### EXERCISE PROMPT
In the entries below, identify every line with the string "عشرة" and copy it.

### GIVEN INFORMATION
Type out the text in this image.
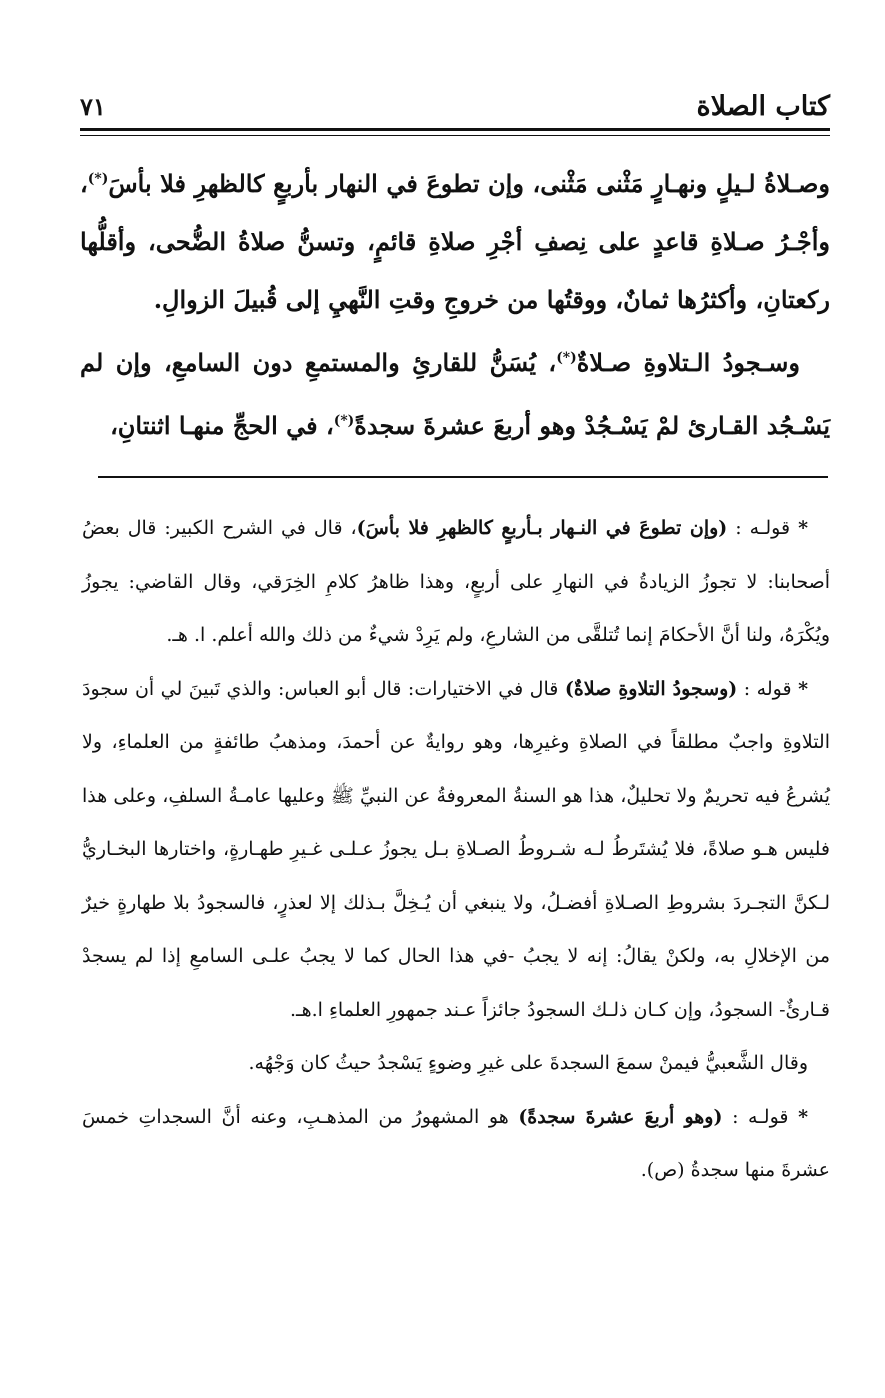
كتاب الصلاة
٧١

وصـلاةُ لـيلٍ ونهـارٍ مَثْنى مَثْنى، وإن تطوعَ في النهار بأربعٍ كالظهرِ فلا بأسَ(*)، وأجْـرُ صـلاةِ قاعدٍ على نِصفِ أجْرِ صلاةِ قائمٍ، وتسنُّ صلاةُ الضُّحى، وأقلُّها ركعتانِ، وأكثرُها ثمانٌ، ووقتُها من خروجِ وقتِ النَّهيِ إلى قُبيلَ الزوالِ.

وسـجودُ الـتلاوةِ صـلاةٌ(*)، يُسَنُّ للقارئِ والمستمعِ دون السامعِ، وإن لم يَسْـجُد القـارئ لمْ يَسْـجُدْ وهو أربعَ عشرةَ سجدةً(*)، في الحجِّ منهـا اثنتانِ،

* قولـه : (وإن تطوعَ في النـهار بـأربعٍ كالظهرِ فلا بأسَ)، قال في الشرح الكبير: قال بعضُ أصحابنا: لا تجوزُ الزيادةُ في النهارِ على أربعٍ، وهذا ظاهرُ كلامِ الخِرَقي، وقال القاضي: يجوزُ ويُكْرَهُ، ولنا أنَّ الأحكامَ إنما تُتلقَّى من الشارعِ، ولم يَرِدْ شيءٌ من ذلك والله أعلم. ا. هـ.

* قوله : (وسجودُ التلاوةِ صلاةٌ) قال في الاختيارات: قال أبو العباس: والذي تَبينَ لي أن سجودَ التلاوةِ واجبٌ مطلقاً في الصلاةِ وغيرِها، وهو روايةٌ عن أحمدَ، ومذهبُ طائفةٍ من العلماءِ، ولا يُشرعُ فيه تحريمٌ ولا تحليلٌ، هذا هو السنةُ المعروفةُ عن النبيِّ ﷺ وعليها عامـةُ السلفِ، وعلى هذا فليس هـو صلاةً، فلا يُشتَرطُ لـه شـروطُ الصـلاةِ بـل يجوزُ عـلـى غـيرِ طهـارةٍ، واختارها البخـاريُّ لـكنَّ التجـردَ بشروطِ الصـلاةِ أفضـلُ، ولا ينبغي أن يُـخِلَّ بـذلك إلا لعذرٍ، فالسجودُ بلا طهارةٍ خيرٌ من الإخلالِ به، ولكنْ يقالُ: إنه لا يجبُ -في هذا الحال كما لا يجبُ علـى السامعِ إذا لم يسجدْ قـارئٌ- السجودُ، وإن كـان ذلـك السجودُ جائزاً عـند جمهورِ العلماءِ ا.هـ.

وقال الشَّعبيُّ فيمنْ سمعَ السجدةَ على غيرِ وضوءٍ يَسْجدُ حيثُ كان وَجْهُه.

* قولـه : (وهو أربعَ عشرةَ سجدةً) هو المشهورُ من المذهـبِ، وعنه أنَّ السجداتِ خمسَ عشرةَ منها سجدةُ (ص).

### TASK ANSWER
وسـجودُ الـتلاوةِ صـلاةٌ(*)، يُسَنُّ للقارئِ والمستمعِ دون السامعِ، وإن لم يَسْـجُد القـارئ لمْ يَسْـجُدْ وهو أربعَ عشرةَ سجدةً(*)، في الحجِّ منهـا اثنتانِ،
* قولـه : (وهو أربعَ عشرةَ سجدةً) هو المشهورُ من المذهـبِ، وعنه أنَّ السجداتِ خمسَ عشرةَ منها سجدةُ (ص).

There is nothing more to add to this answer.